> Objective:
Reproduce every entry exactly, without alteration.

** Begin Supplied entries **

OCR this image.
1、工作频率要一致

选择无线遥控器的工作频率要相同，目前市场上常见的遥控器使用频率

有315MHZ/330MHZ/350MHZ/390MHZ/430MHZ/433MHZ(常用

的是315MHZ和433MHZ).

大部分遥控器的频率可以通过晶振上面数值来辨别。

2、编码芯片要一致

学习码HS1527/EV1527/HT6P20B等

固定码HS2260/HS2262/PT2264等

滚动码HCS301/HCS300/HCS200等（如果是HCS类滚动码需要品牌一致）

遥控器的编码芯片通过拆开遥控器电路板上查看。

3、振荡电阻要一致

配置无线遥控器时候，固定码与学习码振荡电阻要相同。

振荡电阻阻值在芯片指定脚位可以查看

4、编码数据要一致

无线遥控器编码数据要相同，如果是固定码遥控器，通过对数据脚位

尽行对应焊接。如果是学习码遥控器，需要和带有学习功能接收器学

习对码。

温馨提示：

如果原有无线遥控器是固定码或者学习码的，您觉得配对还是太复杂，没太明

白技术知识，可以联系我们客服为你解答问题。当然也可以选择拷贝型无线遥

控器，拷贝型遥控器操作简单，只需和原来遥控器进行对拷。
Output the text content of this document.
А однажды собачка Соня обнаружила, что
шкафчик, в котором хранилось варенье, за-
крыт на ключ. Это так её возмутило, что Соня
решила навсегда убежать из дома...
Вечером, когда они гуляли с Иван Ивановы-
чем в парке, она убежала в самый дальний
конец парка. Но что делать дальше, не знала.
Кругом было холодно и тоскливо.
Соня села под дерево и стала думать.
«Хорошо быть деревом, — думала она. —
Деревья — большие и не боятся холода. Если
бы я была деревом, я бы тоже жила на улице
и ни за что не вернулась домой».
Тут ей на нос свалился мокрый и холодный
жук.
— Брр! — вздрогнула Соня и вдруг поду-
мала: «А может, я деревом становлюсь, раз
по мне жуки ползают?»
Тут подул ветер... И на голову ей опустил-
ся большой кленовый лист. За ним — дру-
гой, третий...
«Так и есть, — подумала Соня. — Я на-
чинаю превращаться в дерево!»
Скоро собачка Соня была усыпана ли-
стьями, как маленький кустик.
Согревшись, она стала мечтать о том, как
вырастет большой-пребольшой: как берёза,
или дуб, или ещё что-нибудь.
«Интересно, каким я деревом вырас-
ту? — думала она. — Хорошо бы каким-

** End Supplied entries **

> Correct output:
OCR this image.
1、工作频率要一致

选择无线遥控器的工作频率要相同，目前市场上常见的遥控器使用频率

有315MHZ/330MHZ/350MHZ/390MHZ/430MHZ/433MHZ(常用

的是315MHZ和433MHZ).

大部分遥控器的频率可以通过晶振上面数值来辨别。

2、编码芯片要一致

学习码HS1527/EV1527/HT6P20B等

固定码HS2260/HS2262/PT2264等

滚动码HCS301/HCS300/HCS200等（如果是HCS类滚动码需要品牌一致）

遥控器的编码芯片通过拆开遥控器电路板上查看。

3、振荡电阻要一致

配置无线遥控器时候，固定码与学习码振荡电阻要相同。

振荡电阻阻值在芯片指定脚位可以查看

4、编码数据要一致

无线遥控器编码数据要相同，如果是固定码遥控器，通过对数据脚位

尽行对应焊接。如果是学习码遥控器，需要和带有学习功能接收器学

习对码。

温馨提示：

如果原有无线遥控器是固定码或者学习码的，您觉得配对还是太复杂，没太明

白技术知识，可以联系我们客服为你解答问题。当然也可以选择拷贝型无线遥

控器，拷贝型遥控器操作简单，只需和原来遥控器进行对拷。
Output the text content of this document.
А однажды собачка Соня обнаружила, что
шкафчик, в котором хранилось варенье, за-
крыт на ключ. Это так её возмутило, что Соня
решила навсегда убежать из дома...
Вечером, когда они гуляли с Иван Ивановы-
чем в парке, она убежала в самый дальний
конец парка. Но что делать дальше, не знала.
Кругом было холодно и тоскливо.
Соня села под дерево и стала думать.
«Хорошо быть деревом, — думала она. —
Деревья — большие и не боятся холода. Если
бы я была деревом, я бы тоже жила на улице
и ни за что не вернулась домой».
Тут ей на нос свалился мокрый и холодный
жук.
— Брр! — вздрогнула Соня и вдруг поду-
мала: «А может, я деревом становлюсь, раз
по мне жуки ползают?»
Тут подул ветер... И на голову ей опустил-
ся большой кленовый лист. За ним — дру-
гой, третий...
«Так и есть, — подумала Соня. — Я на-
чинаю превращаться в дерево!»
Скоро собачка Соня была усыпана ли-
стьями, как маленький кустик.
Согревшись, она стала мечтать о том, как
вырастет большой-пребольшой: как берёза,
или дуб, или ещё что-нибудь.
«Интересно, каким я деревом вырас-
ту? — думала она. — Хорошо бы каким-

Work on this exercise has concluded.